(Stored records)
┏━━

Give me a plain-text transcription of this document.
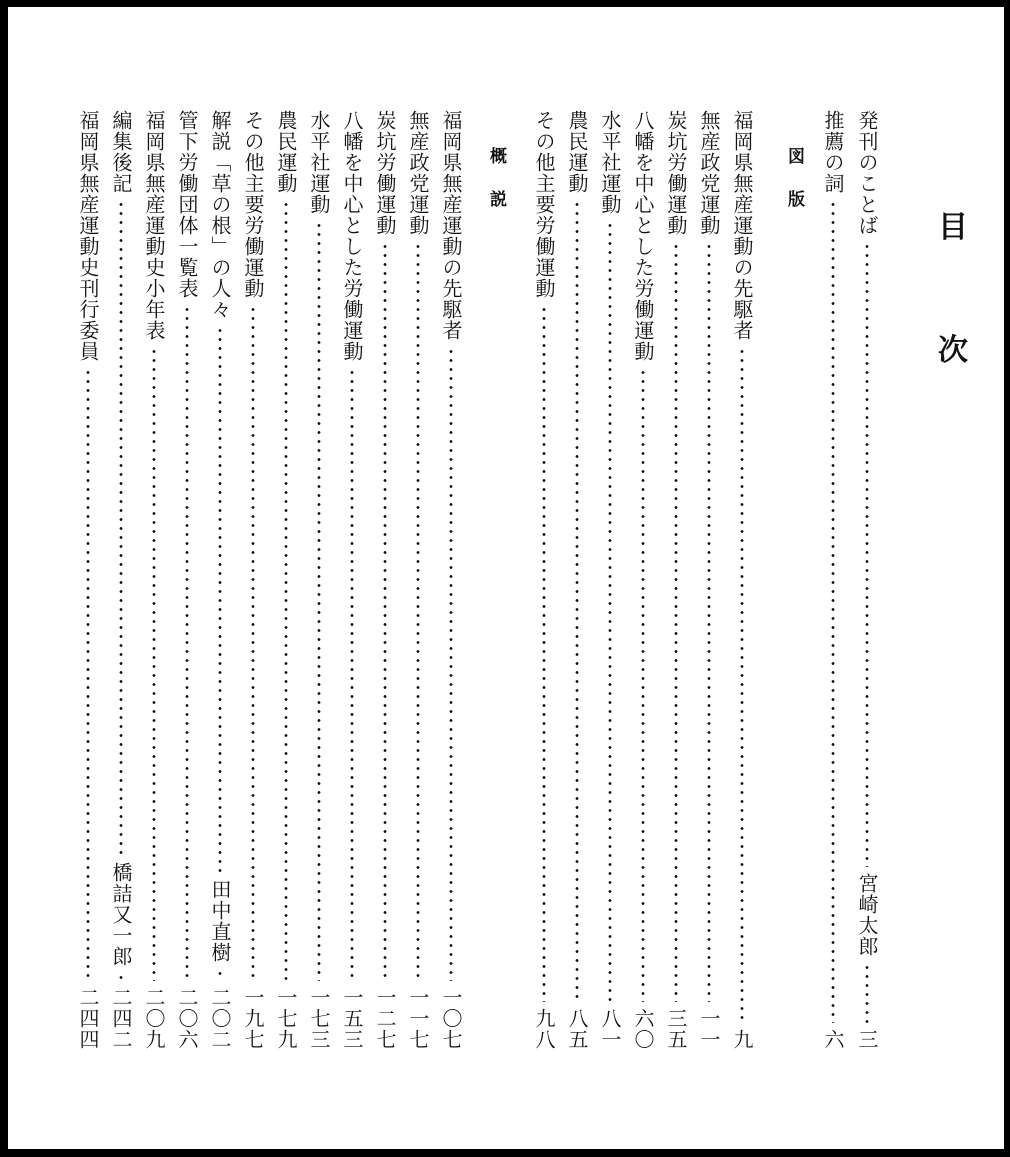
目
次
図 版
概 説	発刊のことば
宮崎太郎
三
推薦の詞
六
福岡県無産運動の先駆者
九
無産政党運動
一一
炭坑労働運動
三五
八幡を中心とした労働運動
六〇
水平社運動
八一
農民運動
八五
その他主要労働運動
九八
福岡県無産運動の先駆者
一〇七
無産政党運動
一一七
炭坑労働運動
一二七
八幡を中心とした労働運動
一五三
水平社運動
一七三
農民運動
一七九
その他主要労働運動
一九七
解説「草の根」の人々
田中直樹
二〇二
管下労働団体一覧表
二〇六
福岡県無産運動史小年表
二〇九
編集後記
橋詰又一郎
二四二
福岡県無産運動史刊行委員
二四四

┗━━
┏━━

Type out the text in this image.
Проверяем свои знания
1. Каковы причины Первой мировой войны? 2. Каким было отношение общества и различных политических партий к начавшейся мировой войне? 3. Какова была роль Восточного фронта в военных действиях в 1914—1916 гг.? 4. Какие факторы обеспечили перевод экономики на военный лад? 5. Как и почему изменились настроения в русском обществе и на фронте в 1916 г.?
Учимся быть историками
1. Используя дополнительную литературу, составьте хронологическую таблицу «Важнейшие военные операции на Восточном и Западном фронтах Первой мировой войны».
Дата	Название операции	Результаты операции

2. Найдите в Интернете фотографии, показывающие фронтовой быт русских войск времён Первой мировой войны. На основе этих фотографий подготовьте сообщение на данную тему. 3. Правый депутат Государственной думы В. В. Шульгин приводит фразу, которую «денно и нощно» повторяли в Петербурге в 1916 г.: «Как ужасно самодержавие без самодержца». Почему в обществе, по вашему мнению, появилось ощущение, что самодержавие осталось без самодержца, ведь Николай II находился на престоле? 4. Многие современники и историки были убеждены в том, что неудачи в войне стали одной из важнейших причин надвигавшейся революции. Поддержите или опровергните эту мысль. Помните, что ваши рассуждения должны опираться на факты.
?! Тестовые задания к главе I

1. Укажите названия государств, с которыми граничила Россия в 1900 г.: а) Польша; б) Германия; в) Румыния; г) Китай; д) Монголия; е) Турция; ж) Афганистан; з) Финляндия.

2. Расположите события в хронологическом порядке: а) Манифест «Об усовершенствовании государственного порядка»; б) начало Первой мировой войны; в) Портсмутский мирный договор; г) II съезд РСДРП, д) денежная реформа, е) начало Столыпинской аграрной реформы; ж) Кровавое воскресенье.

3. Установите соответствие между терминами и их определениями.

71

┗━━

■ AIM
Pull out every line above that holds the word "text".

■ SOLUTION FOR THIS TASK
Give me a plain-text transcription of this document.
Type out the text in this image.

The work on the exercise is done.